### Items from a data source
==============================

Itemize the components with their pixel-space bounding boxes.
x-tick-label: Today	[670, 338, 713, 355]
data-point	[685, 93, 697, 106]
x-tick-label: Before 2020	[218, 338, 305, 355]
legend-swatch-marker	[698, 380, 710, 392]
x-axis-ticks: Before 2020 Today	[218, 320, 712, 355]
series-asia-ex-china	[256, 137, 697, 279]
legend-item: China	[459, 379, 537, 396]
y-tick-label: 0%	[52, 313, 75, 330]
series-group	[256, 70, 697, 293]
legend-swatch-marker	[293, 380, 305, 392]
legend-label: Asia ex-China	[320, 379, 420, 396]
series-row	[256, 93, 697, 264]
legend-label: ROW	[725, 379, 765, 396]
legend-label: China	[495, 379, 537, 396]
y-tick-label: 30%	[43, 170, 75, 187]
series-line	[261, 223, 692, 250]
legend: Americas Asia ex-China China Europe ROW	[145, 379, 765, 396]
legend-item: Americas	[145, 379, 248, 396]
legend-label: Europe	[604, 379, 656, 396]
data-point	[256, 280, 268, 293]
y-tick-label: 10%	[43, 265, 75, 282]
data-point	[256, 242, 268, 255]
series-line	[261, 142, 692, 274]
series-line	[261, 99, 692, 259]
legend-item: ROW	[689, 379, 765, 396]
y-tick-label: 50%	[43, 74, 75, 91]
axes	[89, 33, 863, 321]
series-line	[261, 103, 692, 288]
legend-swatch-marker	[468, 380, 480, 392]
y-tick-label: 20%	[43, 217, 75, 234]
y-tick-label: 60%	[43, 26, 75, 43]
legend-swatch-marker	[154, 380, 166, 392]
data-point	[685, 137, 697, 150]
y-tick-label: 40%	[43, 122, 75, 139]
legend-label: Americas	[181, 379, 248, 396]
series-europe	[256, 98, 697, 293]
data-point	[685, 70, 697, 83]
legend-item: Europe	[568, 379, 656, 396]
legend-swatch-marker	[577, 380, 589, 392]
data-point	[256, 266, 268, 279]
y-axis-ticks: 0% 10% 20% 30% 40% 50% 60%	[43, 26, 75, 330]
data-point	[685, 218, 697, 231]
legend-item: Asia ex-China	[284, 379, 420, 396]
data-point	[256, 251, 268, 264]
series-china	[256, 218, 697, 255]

==============================

### What you are asked to do
Arrange every line of the data above as a Markdown table with the columns "Row" and "Line", numbering the rows in order and skipping any blank lines.

### The solution
| Row | Line |
|---|---|
| 1 | Itemize the components with their pixel-space bounding boxes. |
| 2 | x-tick-label: Today	[670, 338, 713, 355] |
| 3 | data-point	[685, 93, 697, 106] |
| 4 | x-tick-label: Before 2020	[218, 338, 305, 355] |
| 5 | legend-swatch-marker	[698, 380, 710, 392] |
| 6 | x-axis-ticks: Before 2020 Today	[218, 320, 712, 355] |
| 7 | series-asia-ex-china	[256, 137, 697, 279] |
| 8 | legend-item: China	[459, 379, 537, 396] |
| 9 | y-tick-label: 0%	[52, 313, 75, 330] |
| 10 | series-group	[256, 70, 697, 293] |
| 11 | legend-swatch-marker	[293, 380, 305, 392] |
| 12 | legend-label: Asia ex-China	[320, 379, 420, 396] |
| 13 | series-row	[256, 93, 697, 264] |
| 14 | legend-label: ROW	[725, 379, 765, 396] |
| 15 | legend-label: China	[495, 379, 537, 396] |
| 16 | y-tick-label: 30%	[43, 170, 75, 187] |
| 17 | series-line	[261, 223, 692, 250] |
| 18 | legend: Americas Asia ex-China China Europe ROW	[145, 379, 765, 396] |
| 19 | legend-item: Americas	[145, 379, 248, 396] |
| 20 | legend-label: Europe	[604, 379, 656, 396] |
| 21 | data-point	[256, 280, 268, 293] |
| 22 | y-tick-label: 10%	[43, 265, 75, 282] |
| 23 | data-point	[256, 242, 268, 255] |
| 24 | series-line	[261, 142, 692, 274] |
| 25 | series-line	[261, 99, 692, 259] |
| 26 | legend-item: ROW	[689, 379, 765, 396] |
| 27 | y-tick-label: 50%	[43, 74, 75, 91] |
| 28 | axes	[89, 33, 863, 321] |
| 29 | series-line	[261, 103, 692, 288] |
| 30 | legend-swatch-marker	[468, 380, 480, 392] |
| 31 | y-tick-label: 20%	[43, 217, 75, 234] |
| 32 | y-tick-label: 60%	[43, 26, 75, 43] |
| 33 | legend-swatch-marker	[154, 380, 166, 392] |
| 34 | data-point	[685, 137, 697, 150] |
| 35 | y-tick-label: 40%	[43, 122, 75, 139] |
| 36 | legend-label: Americas	[181, 379, 248, 396] |
| 37 | series-europe	[256, 98, 697, 293] |
| 38 | data-point	[685, 70, 697, 83] |
| 39 | legend-item: Europe	[568, 379, 656, 396] |
| 40 | legend-swatch-marker	[577, 380, 589, 392] |
| 41 | data-point	[256, 266, 268, 279] |
| 42 | y-axis-ticks: 0% 10% 20% 30% 40% 50% 60%	[43, 26, 75, 330] |
| 43 | data-point	[685, 218, 697, 231] |
| 44 | legend-item: Asia ex-China	[284, 379, 420, 396] |
| 45 | data-point	[256, 251, 268, 264] |
| 46 | series-china	[256, 218, 697, 255] |